■ TASK PROMPT: Below are some records. Pull every line that contains the word "Uzmanı".

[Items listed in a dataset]
========================

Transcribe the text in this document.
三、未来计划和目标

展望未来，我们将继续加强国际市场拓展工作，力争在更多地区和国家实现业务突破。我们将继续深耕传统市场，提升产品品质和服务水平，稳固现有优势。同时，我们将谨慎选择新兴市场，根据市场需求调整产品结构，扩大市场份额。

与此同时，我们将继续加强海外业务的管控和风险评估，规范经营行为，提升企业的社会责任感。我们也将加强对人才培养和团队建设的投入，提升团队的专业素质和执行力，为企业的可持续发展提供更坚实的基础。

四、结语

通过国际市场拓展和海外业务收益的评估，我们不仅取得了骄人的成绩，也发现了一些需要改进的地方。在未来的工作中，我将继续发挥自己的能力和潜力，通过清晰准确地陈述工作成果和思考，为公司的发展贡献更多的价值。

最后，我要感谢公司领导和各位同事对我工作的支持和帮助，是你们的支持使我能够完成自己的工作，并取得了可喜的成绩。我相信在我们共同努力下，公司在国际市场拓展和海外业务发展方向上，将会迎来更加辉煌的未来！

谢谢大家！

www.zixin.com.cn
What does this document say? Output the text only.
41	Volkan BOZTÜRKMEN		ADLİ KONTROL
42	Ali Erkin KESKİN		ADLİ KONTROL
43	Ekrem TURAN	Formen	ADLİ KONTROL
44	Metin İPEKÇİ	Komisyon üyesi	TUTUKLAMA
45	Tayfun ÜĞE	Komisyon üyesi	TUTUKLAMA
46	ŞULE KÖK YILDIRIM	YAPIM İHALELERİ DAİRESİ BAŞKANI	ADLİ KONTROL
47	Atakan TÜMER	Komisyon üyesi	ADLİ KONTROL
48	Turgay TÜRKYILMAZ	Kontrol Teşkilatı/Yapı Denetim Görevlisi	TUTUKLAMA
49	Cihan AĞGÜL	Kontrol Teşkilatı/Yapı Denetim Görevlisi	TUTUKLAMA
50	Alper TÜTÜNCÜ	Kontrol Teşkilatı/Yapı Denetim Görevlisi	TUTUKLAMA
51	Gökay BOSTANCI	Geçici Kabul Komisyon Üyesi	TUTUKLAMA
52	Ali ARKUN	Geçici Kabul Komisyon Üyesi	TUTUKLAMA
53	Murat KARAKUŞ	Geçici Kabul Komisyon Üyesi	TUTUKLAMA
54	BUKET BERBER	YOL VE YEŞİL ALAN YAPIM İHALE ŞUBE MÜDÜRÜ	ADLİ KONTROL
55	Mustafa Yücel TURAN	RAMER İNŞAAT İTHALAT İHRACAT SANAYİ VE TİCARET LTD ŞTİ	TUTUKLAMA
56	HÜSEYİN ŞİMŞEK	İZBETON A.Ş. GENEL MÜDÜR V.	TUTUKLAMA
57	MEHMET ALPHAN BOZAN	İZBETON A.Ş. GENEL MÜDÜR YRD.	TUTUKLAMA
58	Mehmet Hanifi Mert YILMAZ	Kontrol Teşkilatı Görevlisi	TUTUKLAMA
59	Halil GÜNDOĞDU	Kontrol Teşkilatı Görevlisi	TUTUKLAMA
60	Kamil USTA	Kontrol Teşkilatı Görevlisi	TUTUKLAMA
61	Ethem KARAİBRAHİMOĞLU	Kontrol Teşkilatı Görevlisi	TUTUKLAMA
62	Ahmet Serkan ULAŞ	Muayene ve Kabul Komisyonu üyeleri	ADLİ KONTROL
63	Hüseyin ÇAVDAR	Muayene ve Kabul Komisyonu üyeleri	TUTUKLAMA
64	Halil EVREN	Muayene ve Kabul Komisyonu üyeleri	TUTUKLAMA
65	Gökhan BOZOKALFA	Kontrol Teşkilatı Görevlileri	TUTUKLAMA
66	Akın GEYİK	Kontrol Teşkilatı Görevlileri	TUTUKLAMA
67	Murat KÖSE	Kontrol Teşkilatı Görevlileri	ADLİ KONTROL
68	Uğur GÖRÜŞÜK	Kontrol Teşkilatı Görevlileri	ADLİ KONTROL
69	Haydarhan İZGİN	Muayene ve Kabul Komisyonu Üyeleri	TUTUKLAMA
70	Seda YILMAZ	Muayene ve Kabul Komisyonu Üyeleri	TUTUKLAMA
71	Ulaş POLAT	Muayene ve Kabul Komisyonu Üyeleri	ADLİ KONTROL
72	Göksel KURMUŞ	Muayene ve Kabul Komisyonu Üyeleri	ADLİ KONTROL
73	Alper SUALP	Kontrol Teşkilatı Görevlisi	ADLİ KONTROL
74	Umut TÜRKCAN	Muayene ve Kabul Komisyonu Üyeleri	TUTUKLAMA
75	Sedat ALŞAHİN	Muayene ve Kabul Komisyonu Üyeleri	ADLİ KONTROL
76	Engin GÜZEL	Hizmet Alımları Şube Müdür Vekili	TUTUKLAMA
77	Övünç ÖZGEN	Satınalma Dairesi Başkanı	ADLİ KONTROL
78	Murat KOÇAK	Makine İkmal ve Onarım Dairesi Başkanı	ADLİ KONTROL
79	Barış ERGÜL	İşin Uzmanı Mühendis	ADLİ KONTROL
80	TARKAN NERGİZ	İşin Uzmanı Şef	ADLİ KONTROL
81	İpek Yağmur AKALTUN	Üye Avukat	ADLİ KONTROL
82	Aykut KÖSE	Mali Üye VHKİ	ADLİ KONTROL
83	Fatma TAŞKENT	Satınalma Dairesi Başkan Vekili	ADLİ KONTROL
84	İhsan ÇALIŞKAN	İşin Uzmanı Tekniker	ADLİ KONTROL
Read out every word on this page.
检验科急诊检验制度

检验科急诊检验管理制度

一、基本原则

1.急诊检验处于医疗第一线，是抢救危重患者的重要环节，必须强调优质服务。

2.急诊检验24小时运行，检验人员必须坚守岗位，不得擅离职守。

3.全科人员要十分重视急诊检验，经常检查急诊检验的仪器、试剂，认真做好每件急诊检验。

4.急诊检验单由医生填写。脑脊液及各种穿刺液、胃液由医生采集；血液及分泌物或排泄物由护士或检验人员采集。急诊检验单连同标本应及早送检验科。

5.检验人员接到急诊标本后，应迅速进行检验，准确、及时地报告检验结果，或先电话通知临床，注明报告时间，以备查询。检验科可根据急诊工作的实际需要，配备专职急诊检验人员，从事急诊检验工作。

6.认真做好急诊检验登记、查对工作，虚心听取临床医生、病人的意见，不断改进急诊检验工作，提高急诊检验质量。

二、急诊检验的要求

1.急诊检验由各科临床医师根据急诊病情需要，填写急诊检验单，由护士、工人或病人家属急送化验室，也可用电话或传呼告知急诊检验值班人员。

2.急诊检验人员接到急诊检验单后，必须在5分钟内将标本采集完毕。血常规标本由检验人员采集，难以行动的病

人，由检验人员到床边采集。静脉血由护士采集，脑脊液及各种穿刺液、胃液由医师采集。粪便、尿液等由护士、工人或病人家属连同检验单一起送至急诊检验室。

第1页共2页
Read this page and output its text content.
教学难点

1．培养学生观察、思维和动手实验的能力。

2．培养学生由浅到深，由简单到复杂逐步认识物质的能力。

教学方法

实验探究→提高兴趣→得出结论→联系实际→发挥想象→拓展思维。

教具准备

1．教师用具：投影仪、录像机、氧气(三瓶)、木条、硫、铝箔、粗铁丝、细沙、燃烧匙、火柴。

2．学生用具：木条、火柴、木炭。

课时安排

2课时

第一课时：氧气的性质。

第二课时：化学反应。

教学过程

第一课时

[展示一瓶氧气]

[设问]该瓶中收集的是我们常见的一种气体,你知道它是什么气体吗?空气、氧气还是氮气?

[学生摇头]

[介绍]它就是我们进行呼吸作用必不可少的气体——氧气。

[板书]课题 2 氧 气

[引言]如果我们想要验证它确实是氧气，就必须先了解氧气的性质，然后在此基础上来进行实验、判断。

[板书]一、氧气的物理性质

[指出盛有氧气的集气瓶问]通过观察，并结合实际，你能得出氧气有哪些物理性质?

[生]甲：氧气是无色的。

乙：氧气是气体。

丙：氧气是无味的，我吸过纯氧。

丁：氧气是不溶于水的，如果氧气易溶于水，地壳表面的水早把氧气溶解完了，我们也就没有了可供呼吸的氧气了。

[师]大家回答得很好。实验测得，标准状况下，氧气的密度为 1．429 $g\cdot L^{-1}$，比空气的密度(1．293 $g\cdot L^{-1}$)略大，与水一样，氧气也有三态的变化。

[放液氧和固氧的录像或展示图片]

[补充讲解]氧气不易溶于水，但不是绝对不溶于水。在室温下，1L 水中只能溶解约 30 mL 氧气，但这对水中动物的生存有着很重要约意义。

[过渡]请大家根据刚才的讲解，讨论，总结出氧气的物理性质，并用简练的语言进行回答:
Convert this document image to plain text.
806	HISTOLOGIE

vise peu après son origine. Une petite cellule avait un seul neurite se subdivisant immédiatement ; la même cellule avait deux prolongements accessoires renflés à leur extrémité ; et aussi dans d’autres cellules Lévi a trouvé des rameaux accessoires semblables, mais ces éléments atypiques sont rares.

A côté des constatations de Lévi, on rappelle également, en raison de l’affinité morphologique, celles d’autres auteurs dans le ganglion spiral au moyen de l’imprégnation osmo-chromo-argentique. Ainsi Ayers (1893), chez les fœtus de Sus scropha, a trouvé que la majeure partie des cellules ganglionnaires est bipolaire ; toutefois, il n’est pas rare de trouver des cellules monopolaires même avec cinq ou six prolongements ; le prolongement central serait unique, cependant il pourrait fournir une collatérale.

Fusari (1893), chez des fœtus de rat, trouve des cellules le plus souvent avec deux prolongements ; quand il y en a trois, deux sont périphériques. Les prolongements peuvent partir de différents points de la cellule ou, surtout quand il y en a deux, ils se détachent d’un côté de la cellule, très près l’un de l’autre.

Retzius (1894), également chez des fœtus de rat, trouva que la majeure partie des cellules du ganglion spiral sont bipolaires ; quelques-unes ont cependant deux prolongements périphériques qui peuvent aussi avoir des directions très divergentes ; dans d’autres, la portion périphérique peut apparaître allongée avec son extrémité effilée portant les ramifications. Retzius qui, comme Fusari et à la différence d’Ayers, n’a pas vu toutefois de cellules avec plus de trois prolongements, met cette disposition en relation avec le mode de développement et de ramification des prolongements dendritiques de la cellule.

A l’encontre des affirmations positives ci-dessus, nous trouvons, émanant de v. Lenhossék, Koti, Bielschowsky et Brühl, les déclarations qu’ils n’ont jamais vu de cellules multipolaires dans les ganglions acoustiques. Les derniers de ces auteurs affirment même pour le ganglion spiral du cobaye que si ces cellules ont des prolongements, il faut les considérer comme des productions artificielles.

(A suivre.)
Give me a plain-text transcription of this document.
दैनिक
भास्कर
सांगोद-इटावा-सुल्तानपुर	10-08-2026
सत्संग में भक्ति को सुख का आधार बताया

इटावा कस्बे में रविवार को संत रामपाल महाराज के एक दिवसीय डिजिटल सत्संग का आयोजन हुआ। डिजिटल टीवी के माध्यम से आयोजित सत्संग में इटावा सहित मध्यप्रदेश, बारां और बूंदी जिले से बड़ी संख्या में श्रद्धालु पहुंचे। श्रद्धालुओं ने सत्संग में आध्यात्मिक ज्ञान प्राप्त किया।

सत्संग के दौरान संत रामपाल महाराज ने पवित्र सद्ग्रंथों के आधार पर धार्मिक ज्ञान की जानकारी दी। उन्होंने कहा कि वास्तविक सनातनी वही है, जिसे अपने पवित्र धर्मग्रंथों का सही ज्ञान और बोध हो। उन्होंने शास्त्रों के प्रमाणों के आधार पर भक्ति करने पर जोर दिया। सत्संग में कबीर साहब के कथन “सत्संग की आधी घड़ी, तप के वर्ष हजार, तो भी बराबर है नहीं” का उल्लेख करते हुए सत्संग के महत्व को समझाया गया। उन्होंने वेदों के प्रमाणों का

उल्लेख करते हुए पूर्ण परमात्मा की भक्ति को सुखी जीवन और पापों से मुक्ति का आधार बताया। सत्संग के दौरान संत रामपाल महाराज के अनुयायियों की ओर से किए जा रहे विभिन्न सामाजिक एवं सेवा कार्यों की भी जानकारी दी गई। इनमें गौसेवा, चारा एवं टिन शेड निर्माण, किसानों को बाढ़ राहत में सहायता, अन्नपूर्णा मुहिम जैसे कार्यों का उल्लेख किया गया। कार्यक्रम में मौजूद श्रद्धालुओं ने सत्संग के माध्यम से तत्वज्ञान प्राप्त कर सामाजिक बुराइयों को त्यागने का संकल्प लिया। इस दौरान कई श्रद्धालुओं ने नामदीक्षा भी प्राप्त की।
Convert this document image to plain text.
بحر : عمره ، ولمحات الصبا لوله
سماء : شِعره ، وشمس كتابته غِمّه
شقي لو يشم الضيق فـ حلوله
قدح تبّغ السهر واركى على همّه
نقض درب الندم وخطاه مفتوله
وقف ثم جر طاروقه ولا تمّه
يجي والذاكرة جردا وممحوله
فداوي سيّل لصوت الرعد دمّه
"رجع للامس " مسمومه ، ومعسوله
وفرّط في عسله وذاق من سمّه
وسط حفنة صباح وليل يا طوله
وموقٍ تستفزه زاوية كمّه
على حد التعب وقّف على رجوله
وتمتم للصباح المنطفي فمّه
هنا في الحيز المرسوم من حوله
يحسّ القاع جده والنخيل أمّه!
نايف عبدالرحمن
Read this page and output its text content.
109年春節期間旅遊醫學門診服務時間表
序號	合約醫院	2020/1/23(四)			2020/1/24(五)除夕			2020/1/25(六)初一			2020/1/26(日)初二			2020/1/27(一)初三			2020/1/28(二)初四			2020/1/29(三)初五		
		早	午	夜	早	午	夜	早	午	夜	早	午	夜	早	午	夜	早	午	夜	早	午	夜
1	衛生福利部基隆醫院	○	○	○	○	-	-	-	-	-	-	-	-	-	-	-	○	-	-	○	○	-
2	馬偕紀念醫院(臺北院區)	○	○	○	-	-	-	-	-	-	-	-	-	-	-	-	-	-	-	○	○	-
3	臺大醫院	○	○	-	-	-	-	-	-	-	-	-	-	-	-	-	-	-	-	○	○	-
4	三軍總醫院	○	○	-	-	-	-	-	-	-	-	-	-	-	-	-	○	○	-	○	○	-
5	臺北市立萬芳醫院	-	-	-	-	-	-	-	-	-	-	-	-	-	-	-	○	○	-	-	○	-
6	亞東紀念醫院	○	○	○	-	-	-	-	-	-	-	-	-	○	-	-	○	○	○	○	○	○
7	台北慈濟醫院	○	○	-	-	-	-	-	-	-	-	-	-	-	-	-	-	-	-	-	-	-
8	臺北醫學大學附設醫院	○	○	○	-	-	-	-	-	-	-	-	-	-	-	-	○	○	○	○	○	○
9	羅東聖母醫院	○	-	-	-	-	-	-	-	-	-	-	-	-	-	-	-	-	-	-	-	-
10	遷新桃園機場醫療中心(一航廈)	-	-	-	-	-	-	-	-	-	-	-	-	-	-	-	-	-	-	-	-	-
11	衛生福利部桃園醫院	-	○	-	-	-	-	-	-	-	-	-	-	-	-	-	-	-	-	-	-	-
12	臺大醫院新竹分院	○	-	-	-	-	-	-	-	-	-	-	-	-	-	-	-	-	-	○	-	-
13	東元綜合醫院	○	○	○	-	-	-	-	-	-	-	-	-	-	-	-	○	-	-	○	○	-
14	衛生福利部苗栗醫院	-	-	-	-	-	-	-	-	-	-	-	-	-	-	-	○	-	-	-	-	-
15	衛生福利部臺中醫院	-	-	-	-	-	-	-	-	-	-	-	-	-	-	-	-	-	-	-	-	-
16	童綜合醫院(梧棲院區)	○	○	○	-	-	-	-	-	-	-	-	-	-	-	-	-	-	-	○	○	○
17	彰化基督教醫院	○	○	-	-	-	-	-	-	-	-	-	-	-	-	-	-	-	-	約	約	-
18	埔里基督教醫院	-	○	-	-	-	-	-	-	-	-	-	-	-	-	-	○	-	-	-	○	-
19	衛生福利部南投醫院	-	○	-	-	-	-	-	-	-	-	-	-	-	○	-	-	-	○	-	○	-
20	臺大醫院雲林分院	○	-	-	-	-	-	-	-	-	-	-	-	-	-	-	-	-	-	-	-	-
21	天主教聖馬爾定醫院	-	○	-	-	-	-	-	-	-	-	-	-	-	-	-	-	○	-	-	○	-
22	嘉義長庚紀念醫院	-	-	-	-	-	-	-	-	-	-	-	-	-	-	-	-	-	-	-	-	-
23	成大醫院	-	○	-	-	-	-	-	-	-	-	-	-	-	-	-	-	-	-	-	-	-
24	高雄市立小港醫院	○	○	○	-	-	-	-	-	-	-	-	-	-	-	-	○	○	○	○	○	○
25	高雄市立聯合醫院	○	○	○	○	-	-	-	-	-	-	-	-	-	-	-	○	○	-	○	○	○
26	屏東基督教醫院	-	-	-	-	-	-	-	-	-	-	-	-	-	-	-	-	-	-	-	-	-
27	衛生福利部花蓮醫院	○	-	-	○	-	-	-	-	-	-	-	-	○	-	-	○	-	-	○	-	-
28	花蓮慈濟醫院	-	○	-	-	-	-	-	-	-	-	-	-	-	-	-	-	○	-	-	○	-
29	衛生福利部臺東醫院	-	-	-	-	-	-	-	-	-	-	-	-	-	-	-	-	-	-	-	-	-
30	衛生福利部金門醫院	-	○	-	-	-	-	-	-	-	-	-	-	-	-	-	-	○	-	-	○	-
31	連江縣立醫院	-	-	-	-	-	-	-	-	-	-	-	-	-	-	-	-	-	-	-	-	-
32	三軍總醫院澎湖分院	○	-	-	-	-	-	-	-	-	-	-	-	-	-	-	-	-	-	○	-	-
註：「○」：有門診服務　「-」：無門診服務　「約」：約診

========================

■ ANSWER FOR THE TASK:
79	Barış ERGÜL	İşin Uzmanı Mühendis	ADLİ KONTROL
80	TARKAN NERGİZ	İşin Uzmanı Şef	ADLİ KONTROL
84	İhsan ÇALIŞKAN	İşin Uzmanı Tekniker	ADLİ KONTROL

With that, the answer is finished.